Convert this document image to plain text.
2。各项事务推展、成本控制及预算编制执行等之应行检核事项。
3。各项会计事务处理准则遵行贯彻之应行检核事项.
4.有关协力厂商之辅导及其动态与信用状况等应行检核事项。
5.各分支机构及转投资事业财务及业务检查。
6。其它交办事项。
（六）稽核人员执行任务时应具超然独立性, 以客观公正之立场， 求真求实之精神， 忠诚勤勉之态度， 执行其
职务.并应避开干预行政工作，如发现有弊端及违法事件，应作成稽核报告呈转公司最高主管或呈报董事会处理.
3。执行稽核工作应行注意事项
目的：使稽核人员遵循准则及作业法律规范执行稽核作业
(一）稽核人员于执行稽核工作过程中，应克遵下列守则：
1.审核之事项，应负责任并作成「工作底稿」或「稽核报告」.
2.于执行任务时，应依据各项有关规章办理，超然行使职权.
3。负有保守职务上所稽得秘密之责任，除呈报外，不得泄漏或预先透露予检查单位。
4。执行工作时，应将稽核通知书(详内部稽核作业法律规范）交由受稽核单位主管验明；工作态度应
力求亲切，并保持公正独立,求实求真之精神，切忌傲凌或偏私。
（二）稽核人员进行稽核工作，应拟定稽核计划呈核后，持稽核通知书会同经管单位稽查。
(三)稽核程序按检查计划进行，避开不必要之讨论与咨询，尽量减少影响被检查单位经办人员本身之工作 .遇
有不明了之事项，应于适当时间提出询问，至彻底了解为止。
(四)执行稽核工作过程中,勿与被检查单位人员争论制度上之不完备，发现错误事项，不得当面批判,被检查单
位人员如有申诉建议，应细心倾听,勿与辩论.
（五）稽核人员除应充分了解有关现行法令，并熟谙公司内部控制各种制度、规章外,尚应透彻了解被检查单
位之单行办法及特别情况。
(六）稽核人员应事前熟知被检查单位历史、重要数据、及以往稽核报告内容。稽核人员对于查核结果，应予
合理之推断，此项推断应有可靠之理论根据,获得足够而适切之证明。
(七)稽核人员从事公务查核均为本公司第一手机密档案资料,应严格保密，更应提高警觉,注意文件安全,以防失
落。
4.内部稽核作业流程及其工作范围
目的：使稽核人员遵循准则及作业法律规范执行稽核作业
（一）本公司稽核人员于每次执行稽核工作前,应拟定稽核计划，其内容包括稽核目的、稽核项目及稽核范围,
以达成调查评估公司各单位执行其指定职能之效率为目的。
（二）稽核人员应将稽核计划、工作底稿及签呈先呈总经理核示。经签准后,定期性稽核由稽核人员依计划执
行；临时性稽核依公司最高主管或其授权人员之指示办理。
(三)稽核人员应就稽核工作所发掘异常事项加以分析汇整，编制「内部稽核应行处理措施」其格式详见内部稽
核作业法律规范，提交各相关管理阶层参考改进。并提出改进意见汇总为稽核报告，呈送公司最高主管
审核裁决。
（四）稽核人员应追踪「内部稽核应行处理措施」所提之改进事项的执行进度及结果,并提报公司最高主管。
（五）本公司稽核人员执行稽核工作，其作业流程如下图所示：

● **Exercise aim**
Look through the entries above; copy every line holding the string "内部稽核应行处理措施".

● **Reply to the task**
(三)稽核人员应就稽核工作所发掘异常事项加以分析汇整，编制「内部稽核应行处理措施」其格式详见内部稽
（四）稽核人员应追踪「内部稽核应行处理措施」所提之改进事项的执行进度及结果,并提报公司最高主管。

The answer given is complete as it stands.